» **Directions for this task**:
Copy every line of the data that includes the string "xlabel".
# Exercise materials start
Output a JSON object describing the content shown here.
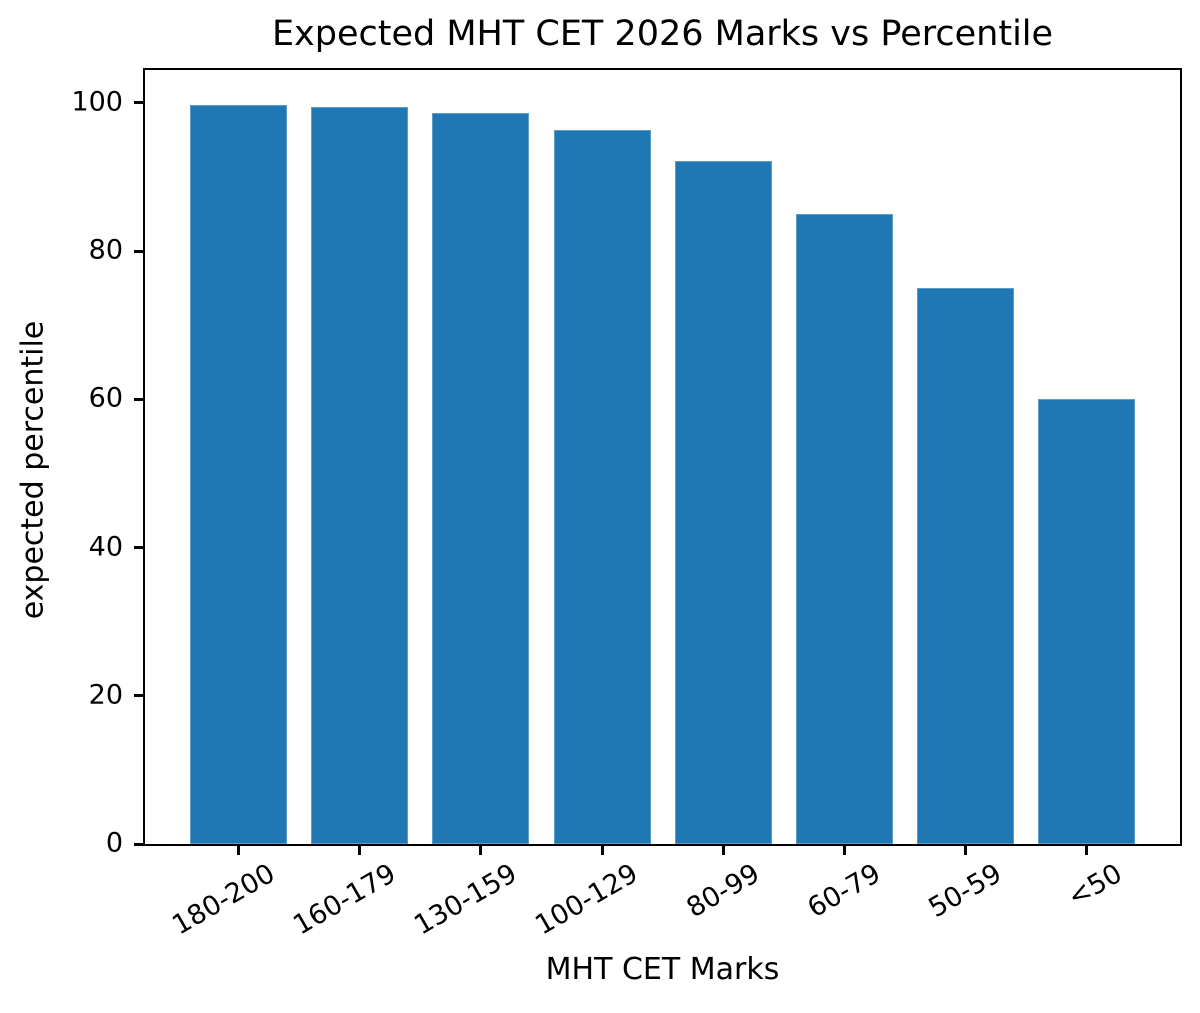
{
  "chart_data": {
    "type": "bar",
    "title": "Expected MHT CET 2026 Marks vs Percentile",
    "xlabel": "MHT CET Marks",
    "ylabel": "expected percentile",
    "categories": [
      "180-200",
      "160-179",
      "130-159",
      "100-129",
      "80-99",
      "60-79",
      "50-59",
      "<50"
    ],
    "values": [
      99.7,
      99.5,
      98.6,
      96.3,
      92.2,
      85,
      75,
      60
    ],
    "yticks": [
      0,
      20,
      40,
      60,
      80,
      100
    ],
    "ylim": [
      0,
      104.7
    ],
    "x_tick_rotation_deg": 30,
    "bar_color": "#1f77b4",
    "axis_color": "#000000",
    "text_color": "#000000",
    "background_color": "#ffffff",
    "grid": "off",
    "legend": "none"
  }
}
# Exercise materials end
# Exercise materials start
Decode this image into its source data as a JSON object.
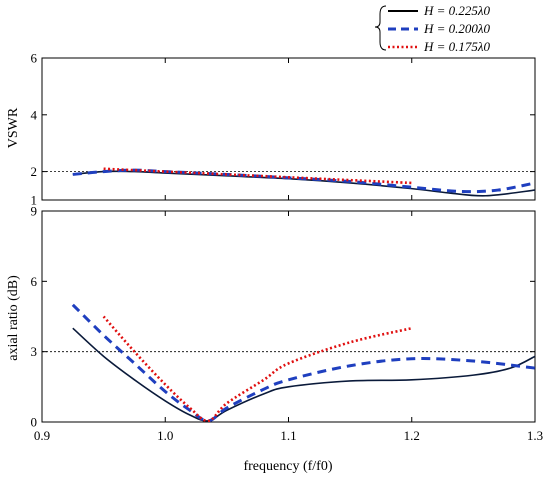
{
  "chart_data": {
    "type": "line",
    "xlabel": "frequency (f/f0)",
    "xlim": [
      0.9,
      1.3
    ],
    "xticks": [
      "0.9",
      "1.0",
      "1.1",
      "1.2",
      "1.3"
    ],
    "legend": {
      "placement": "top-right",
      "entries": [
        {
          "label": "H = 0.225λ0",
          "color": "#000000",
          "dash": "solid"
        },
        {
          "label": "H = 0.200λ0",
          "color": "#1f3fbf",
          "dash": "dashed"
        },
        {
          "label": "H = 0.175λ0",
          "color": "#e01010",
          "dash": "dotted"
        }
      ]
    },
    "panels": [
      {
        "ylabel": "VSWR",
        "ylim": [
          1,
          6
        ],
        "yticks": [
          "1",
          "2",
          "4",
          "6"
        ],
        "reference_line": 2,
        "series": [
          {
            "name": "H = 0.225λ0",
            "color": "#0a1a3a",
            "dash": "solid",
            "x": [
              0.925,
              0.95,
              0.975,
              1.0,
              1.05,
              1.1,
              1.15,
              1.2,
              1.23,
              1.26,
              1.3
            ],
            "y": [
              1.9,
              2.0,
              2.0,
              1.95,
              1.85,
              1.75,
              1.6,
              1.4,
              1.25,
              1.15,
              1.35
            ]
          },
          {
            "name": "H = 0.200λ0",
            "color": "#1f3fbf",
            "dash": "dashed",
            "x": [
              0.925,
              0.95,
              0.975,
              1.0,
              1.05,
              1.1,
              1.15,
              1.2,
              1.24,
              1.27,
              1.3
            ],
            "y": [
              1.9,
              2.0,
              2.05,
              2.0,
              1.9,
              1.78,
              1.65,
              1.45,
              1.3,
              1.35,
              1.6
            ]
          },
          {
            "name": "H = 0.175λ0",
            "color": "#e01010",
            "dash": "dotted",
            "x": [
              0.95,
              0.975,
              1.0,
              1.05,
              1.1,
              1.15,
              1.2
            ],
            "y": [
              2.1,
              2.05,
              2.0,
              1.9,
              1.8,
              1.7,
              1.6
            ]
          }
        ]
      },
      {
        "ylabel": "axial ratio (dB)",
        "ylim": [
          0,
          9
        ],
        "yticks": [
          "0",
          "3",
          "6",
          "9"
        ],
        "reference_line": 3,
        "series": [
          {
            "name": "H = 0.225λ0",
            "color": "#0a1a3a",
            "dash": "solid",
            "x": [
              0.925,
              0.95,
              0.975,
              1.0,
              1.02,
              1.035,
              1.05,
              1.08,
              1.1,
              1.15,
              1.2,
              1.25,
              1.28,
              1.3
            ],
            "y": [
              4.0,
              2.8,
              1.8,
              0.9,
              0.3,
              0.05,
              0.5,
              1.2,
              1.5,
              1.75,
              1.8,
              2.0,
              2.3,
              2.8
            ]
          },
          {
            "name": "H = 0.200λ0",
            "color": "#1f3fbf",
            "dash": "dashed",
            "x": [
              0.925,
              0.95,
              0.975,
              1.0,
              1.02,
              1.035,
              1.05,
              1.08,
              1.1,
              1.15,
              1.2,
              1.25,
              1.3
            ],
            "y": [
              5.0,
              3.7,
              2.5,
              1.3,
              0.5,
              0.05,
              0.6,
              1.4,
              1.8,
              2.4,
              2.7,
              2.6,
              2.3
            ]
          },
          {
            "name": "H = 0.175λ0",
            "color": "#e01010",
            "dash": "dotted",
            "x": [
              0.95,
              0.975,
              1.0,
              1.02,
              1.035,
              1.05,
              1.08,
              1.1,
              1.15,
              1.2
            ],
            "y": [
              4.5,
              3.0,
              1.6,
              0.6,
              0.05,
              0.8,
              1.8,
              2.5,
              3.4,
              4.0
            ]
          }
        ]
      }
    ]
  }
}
# Exercise materials end
# Exercise materials start
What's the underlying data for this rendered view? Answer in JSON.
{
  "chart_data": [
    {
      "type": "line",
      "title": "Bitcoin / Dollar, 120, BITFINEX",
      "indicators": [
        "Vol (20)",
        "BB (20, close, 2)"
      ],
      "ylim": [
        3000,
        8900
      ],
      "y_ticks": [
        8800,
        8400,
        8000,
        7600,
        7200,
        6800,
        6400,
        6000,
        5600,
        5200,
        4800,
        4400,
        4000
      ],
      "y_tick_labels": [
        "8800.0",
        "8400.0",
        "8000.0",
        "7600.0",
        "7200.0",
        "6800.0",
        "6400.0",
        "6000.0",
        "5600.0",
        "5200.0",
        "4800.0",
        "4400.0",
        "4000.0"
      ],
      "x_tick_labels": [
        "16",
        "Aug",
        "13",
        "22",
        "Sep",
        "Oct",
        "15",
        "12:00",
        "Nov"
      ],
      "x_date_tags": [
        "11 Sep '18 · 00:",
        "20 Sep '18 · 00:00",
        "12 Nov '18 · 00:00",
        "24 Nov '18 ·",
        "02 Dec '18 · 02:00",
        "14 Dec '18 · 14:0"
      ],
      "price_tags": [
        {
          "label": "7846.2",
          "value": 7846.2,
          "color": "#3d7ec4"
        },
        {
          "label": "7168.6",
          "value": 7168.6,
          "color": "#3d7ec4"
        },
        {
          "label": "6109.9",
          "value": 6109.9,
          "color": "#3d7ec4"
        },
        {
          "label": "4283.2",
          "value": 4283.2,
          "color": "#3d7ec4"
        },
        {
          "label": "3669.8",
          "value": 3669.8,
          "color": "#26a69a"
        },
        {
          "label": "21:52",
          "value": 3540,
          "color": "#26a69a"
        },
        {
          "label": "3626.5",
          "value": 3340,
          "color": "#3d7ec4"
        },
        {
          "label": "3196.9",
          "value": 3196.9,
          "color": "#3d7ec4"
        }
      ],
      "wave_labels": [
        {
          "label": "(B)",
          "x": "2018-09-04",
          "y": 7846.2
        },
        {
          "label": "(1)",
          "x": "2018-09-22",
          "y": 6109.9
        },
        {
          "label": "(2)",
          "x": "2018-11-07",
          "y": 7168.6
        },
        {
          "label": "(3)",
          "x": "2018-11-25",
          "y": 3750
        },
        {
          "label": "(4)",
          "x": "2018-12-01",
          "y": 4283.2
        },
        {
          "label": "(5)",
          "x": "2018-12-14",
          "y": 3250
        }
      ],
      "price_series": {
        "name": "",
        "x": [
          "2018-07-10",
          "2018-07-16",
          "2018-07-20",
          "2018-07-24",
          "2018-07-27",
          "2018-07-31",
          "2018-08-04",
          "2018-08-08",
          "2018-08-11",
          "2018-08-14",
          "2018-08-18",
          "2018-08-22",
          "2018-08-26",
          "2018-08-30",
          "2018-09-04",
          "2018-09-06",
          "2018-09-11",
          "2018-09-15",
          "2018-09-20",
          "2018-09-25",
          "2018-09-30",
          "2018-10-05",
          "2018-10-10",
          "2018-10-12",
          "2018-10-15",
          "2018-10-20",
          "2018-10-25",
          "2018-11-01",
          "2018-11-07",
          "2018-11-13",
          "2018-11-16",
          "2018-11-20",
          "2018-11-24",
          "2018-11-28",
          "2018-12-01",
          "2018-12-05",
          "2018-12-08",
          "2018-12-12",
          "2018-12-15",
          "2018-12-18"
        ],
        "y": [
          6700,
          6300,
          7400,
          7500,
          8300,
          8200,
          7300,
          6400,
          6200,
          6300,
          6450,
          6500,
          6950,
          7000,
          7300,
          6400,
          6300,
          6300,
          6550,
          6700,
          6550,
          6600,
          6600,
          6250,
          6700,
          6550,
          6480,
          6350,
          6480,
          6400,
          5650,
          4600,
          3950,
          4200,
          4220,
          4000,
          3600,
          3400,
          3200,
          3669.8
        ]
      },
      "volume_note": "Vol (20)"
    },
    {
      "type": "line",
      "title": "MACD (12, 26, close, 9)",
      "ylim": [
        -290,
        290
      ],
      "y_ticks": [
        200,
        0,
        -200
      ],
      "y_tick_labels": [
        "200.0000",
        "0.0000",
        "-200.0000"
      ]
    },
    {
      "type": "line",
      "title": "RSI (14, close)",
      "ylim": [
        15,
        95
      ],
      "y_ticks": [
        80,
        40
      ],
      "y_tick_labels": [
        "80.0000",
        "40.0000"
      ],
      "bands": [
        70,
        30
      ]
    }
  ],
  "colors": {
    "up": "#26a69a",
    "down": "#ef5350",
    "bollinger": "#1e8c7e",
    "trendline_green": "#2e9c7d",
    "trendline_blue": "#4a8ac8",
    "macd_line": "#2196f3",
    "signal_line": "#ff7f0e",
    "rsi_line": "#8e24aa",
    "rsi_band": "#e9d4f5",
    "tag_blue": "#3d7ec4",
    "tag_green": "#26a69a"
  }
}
# Exercise materials end
» **Response for this exercise**:
    "xlabel": "MHT CET Marks",
    "xlabel": "frequency (f/f0)",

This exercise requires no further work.